_Entries_
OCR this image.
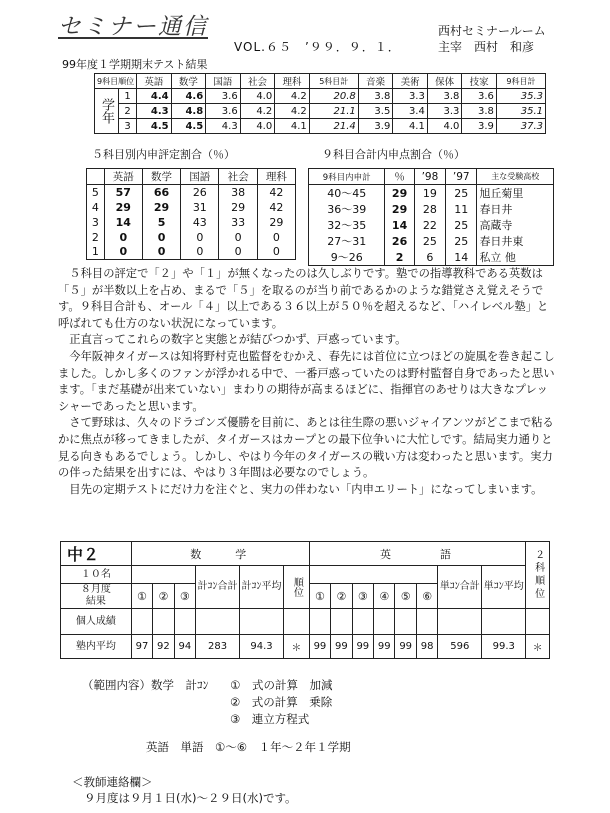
セミナー通信	西村セミナールーム
VOL.６５　’９９．９．１．	主宰　西村　和彦
99年度１学期期末テスト結果
9科目順位		英語	数学	国語	社会	理科	5科目計	音楽	美術	保体	技家	9科目計
学年	1	4.4	4.6	3.6	4.0	4.2	20.8	3.8	3.3	3.8	3.6	35.3
	2	4.3	4.8	3.6	4.2	4.2	21.1	3.5	3.4	3.3	3.8	35.1
	3	4.5	4.5	4.3	4.0	4.1	21.4	3.9	4.1	4.0	3.9	37.3
５科目別内申評定割合（％）
	英語	数学	国語	社会	理科
5	57	66	26	38	42
4	29	29	31	29	42
3	14	5	43	33	29
2	0	0	0	0	0
1	0	0	0	0	0
９科目合計内申点割合（％）
9科目内申計	％	’98	’97	主な受験高校
40～45	29	19	25	旭丘菊里
36～39	29	28	11	春日井
32～35	14	22	25	高蔵寺
27～31	26	25	25	春日井東
9～26	2	6	14	私立 他

５科目の評定で「２」や「１」が無くなったのは久しぶりです。塾での指導教科である英数は「５」が半数以上を占め、まるで「５」を取るのが当り前であるかのような錯覚さえ覚えそうです。９科目合計も、オール「４」以上である３６以上が５０％を超えるなど、「ハイレベル塾」と呼ばれても仕方のない状況になっています。

正直言ってこれらの数字と実態とが結びつかず、戸惑っています。

今年阪神タイガースは知将野村克也監督をむかえ、春先には首位に立つほどの旋風を巻き起こしました。しかし多くのファンが浮かれる中で、一番戸惑っていたのは野村監督自身であったと思います。「まだ基礎が出来ていない」まわりの期待が高まるほどに、指揮官のあせりは大きなプレッシャーであったと思います。

さて野球は、久々のドラゴンズ優勝を目前に、あとは往生際の悪いジャイアンツがどこまで粘るかに焦点が移ってきましたが、タイガースはカープとの最下位争いに大忙しです。結局実力通りと見る向きもあるでしょう。しかし、やはり今年のタイガースの戦い方は変わったと思います。実力の伴った結果を出すには、やはり３年間は必要なのでしょう。

目先の定期テストにだけ力を注ぐと、実力の伴わない「内申エリート」になってしまいます。

中２	数　　学						英　　　語								２科順位
１０名				計ｺﾝ合計	計ｺﾝ平均	順位							単ｺﾝ合計	単ｺﾝ平均	
８月度
結果	①	②	③				①	②	③	④	⑤	⑥			
個人成績															
塾内平均	97	92	94	283	94.3	＊	99	99	99	99	99	98	596	99.3	＊
（範囲内容）数学　計ｺﾝ ①　式の計算　加減
②　式の計算　乗除
③　連立方程式
英語　単語　①～⑥　１年～２年１学期
＜教師連絡欄＞
９月度は９月１日(水)～２９日(水)です。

_Your objective_
With the pictures omitted, reproduce the records in full and exactly.

_Exercise answer_
OCR this image.
セミナー通信	西村セミナールーム
VOL.６５　’９９．９．１．	主宰　西村　和彦
99年度１学期期末テスト結果
9科目順位		英語	数学	国語	社会	理科	5科目計	音楽	美術	保体	技家	9科目計
学年	1	4.4	4.6	3.6	4.0	4.2	20.8	3.8	3.3	3.8	3.6	35.3
	2	4.3	4.8	3.6	4.2	4.2	21.1	3.5	3.4	3.3	3.8	35.1
	3	4.5	4.5	4.3	4.0	4.1	21.4	3.9	4.1	4.0	3.9	37.3
５科目別内申評定割合（％）
	英語	数学	国語	社会	理科
5	57	66	26	38	42
4	29	29	31	29	42
3	14	5	43	33	29
2	0	0	0	0	0
1	0	0	0	0	0
９科目合計内申点割合（％）
9科目内申計	％	’98	’97	主な受験高校
40～45	29	19	25	旭丘菊里
36～39	29	28	11	春日井
32～35	14	22	25	高蔵寺
27～31	26	25	25	春日井東
9～26	2	6	14	私立 他

５科目の評定で「２」や「１」が無くなったのは久しぶりです。塾での指導教科である英数は「５」が半数以上を占め、まるで「５」を取るのが当り前であるかのような錯覚さえ覚えそうです。９科目合計も、オール「４」以上である３６以上が５０％を超えるなど、「ハイレベル塾」と呼ばれても仕方のない状況になっています。

正直言ってこれらの数字と実態とが結びつかず、戸惑っています。

今年阪神タイガースは知将野村克也監督をむかえ、春先には首位に立つほどの旋風を巻き起こしました。しかし多くのファンが浮かれる中で、一番戸惑っていたのは野村監督自身であったと思います。「まだ基礎が出来ていない」まわりの期待が高まるほどに、指揮官のあせりは大きなプレッシャーであったと思います。

さて野球は、久々のドラゴンズ優勝を目前に、あとは往生際の悪いジャイアンツがどこまで粘るかに焦点が移ってきましたが、タイガースはカープとの最下位争いに大忙しです。結局実力通りと見る向きもあるでしょう。しかし、やはり今年のタイガースの戦い方は変わったと思います。実力の伴った結果を出すには、やはり３年間は必要なのでしょう。

目先の定期テストにだけ力を注ぐと、実力の伴わない「内申エリート」になってしまいます。

中２	数　　学						英　　　語								２科順位
１０名				計ｺﾝ合計	計ｺﾝ平均	順位							単ｺﾝ合計	単ｺﾝ平均	
８月度
結果	①	②	③				①	②	③	④	⑤	⑥			
個人成績															
塾内平均	97	92	94	283	94.3	＊	99	99	99	99	99	98	596	99.3	＊
（範囲内容）数学　計ｺﾝ ①　式の計算　加減
②　式の計算　乗除
③　連立方程式
英語　単語　①～⑥　１年～２年１学期
＜教師連絡欄＞
９月度は９月１日(水)～２９日(水)です。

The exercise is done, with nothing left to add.